/---
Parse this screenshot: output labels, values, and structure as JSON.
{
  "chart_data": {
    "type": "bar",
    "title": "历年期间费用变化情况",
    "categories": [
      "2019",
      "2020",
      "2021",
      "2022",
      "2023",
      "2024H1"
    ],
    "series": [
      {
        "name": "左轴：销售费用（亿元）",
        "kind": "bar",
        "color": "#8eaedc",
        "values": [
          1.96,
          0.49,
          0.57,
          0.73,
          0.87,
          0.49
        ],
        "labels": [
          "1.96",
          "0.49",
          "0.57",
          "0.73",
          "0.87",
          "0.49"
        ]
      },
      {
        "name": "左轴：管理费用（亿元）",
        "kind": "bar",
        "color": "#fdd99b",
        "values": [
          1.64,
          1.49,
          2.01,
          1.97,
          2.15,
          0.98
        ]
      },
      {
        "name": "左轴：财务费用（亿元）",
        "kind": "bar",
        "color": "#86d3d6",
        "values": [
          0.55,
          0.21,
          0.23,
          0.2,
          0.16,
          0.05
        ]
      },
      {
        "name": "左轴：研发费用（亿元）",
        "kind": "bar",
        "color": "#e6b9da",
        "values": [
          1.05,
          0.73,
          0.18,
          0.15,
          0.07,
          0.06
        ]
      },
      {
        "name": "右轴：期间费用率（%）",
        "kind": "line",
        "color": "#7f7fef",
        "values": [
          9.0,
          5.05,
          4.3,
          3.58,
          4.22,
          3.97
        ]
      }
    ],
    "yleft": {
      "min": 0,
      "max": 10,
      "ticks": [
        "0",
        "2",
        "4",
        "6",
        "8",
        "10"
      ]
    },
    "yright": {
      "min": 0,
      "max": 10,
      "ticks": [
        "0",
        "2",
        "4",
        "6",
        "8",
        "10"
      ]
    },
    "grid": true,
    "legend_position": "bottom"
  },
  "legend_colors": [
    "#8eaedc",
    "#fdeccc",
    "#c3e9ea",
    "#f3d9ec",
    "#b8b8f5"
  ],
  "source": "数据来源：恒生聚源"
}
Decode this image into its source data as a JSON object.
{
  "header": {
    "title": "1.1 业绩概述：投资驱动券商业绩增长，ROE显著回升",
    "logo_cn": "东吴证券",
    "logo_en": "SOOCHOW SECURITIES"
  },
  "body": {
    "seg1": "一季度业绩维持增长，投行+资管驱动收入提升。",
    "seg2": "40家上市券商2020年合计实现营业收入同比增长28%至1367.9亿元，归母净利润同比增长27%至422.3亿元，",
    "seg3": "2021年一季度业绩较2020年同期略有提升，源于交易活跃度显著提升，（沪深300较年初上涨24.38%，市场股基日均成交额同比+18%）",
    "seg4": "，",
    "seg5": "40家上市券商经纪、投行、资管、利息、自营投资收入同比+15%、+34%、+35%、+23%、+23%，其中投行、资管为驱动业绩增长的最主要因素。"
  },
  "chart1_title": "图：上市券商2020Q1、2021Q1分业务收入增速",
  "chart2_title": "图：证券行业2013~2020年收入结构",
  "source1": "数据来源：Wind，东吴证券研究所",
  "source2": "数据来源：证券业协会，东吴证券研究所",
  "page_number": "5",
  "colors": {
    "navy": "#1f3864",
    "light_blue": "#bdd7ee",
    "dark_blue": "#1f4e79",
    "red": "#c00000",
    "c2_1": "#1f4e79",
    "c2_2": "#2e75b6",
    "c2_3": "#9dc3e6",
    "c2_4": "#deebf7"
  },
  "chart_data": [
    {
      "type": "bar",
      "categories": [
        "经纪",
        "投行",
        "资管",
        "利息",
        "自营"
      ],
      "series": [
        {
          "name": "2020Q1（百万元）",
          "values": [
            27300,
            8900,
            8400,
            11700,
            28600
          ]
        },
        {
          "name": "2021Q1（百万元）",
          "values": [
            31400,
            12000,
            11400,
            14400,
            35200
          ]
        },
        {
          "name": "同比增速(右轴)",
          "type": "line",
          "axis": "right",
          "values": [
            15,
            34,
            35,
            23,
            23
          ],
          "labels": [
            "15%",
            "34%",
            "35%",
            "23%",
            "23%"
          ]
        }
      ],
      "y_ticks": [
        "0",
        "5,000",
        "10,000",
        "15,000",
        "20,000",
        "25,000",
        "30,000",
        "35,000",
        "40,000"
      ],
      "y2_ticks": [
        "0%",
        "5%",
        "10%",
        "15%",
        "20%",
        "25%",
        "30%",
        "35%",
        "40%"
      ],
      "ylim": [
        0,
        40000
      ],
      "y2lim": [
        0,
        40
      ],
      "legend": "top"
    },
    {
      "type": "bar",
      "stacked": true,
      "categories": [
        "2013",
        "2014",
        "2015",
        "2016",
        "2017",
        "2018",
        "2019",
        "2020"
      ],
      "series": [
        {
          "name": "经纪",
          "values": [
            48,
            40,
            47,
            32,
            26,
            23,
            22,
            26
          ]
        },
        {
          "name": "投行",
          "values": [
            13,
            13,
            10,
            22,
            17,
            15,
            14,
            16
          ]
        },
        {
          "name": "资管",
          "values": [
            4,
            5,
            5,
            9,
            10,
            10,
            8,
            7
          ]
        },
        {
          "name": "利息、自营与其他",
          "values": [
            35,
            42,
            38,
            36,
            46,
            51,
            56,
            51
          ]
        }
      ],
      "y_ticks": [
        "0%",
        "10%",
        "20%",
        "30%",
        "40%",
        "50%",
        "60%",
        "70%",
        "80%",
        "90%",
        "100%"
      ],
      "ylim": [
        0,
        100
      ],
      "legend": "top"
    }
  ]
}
\---
_Objective_: Please repeat the material above, word for word and in full.

_Reply_:
Parse this screenshot: output labels, values, and structure as JSON.
{
  "chart_data": {
    "type": "bar",
    "title": "历年期间费用变化情况",
    "categories": [
      "2019",
      "2020",
      "2021",
      "2022",
      "2023",
      "2024H1"
    ],
    "series": [
      {
        "name": "左轴：销售费用（亿元）",
        "kind": "bar",
        "color": "#8eaedc",
        "values": [
          1.96,
          0.49,
          0.57,
          0.73,
          0.87,
          0.49
        ],
        "labels": [
          "1.96",
          "0.49",
          "0.57",
          "0.73",
          "0.87",
          "0.49"
        ]
      },
      {
        "name": "左轴：管理费用（亿元）",
        "kind": "bar",
        "color": "#fdd99b",
        "values": [
          1.64,
          1.49,
          2.01,
          1.97,
          2.15,
          0.98
        ]
      },
      {
        "name": "左轴：财务费用（亿元）",
        "kind": "bar",
        "color": "#86d3d6",
        "values": [
          0.55,
          0.21,
          0.23,
          0.2,
          0.16,
          0.05
        ]
      },
      {
        "name": "左轴：研发费用（亿元）",
        "kind": "bar",
        "color": "#e6b9da",
        "values": [
          1.05,
          0.73,
          0.18,
          0.15,
          0.07,
          0.06
        ]
      },
      {
        "name": "右轴：期间费用率（%）",
        "kind": "line",
        "color": "#7f7fef",
        "values": [
          9.0,
          5.05,
          4.3,
          3.58,
          4.22,
          3.97
        ]
      }
    ],
    "yleft": {
      "min": 0,
      "max": 10,
      "ticks": [
        "0",
        "2",
        "4",
        "6",
        "8",
        "10"
      ]
    },
    "yright": {
      "min": 0,
      "max": 10,
      "ticks": [
        "0",
        "2",
        "4",
        "6",
        "8",
        "10"
      ]
    },
    "grid": true,
    "legend_position": "bottom"
  },
  "legend_colors": [
    "#8eaedc",
    "#fdeccc",
    "#c3e9ea",
    "#f3d9ec",
    "#b8b8f5"
  ],
  "source": "数据来源：恒生聚源"
}
Decode this image into its source data as a JSON object.
{
  "header": {
    "title": "1.1 业绩概述：投资驱动券商业绩增长，ROE显著回升",
    "logo_cn": "东吴证券",
    "logo_en": "SOOCHOW SECURITIES"
  },
  "body": {
    "seg1": "一季度业绩维持增长，投行+资管驱动收入提升。",
    "seg2": "40家上市券商2020年合计实现营业收入同比增长28%至1367.9亿元，归母净利润同比增长27%至422.3亿元，",
    "seg3": "2021年一季度业绩较2020年同期略有提升，源于交易活跃度显著提升，（沪深300较年初上涨24.38%，市场股基日均成交额同比+18%）",
    "seg4": "，",
    "seg5": "40家上市券商经纪、投行、资管、利息、自营投资收入同比+15%、+34%、+35%、+23%、+23%，其中投行、资管为驱动业绩增长的最主要因素。"
  },
  "chart1_title": "图：上市券商2020Q1、2021Q1分业务收入增速",
  "chart2_title": "图：证券行业2013~2020年收入结构",
  "source1": "数据来源：Wind，东吴证券研究所",
  "source2": "数据来源：证券业协会，东吴证券研究所",
  "page_number": "5",
  "colors": {
    "navy": "#1f3864",
    "light_blue": "#bdd7ee",
    "dark_blue": "#1f4e79",
    "red": "#c00000",
    "c2_1": "#1f4e79",
    "c2_2": "#2e75b6",
    "c2_3": "#9dc3e6",
    "c2_4": "#deebf7"
  },
  "chart_data": [
    {
      "type": "bar",
      "categories": [
        "经纪",
        "投行",
        "资管",
        "利息",
        "自营"
      ],
      "series": [
        {
          "name": "2020Q1（百万元）",
          "values": [
            27300,
            8900,
            8400,
            11700,
            28600
          ]
        },
        {
          "name": "2021Q1（百万元）",
          "values": [
            31400,
            12000,
            11400,
            14400,
            35200
          ]
        },
        {
          "name": "同比增速(右轴)",
          "type": "line",
          "axis": "right",
          "values": [
            15,
            34,
            35,
            23,
            23
          ],
          "labels": [
            "15%",
            "34%",
            "35%",
            "23%",
            "23%"
          ]
        }
      ],
      "y_ticks": [
        "0",
        "5,000",
        "10,000",
        "15,000",
        "20,000",
        "25,000",
        "30,000",
        "35,000",
        "40,000"
      ],
      "y2_ticks": [
        "0%",
        "5%",
        "10%",
        "15%",
        "20%",
        "25%",
        "30%",
        "35%",
        "40%"
      ],
      "ylim": [
        0,
        40000
      ],
      "y2lim": [
        0,
        40
      ],
      "legend": "top"
    },
    {
      "type": "bar",
      "stacked": true,
      "categories": [
        "2013",
        "2014",
        "2015",
        "2016",
        "2017",
        "2018",
        "2019",
        "2020"
      ],
      "series": [
        {
          "name": "经纪",
          "values": [
            48,
            40,
            47,
            32,
            26,
            23,
            22,
            26
          ]
        },
        {
          "name": "投行",
          "values": [
            13,
            13,
            10,
            22,
            17,
            15,
            14,
            16
          ]
        },
        {
          "name": "资管",
          "values": [
            4,
            5,
            5,
            9,
            10,
            10,
            8,
            7
          ]
        },
        {
          "name": "利息、自营与其他",
          "values": [
            35,
            42,
            38,
            36,
            46,
            51,
            56,
            51
          ]
        }
      ],
      "y_ticks": [
        "0%",
        "10%",
        "20%",
        "30%",
        "40%",
        "50%",
        "60%",
        "70%",
        "80%",
        "90%",
        "100%"
      ],
      "ylim": [
        0,
        100
      ],
      "legend": "top"
    }
  ]
}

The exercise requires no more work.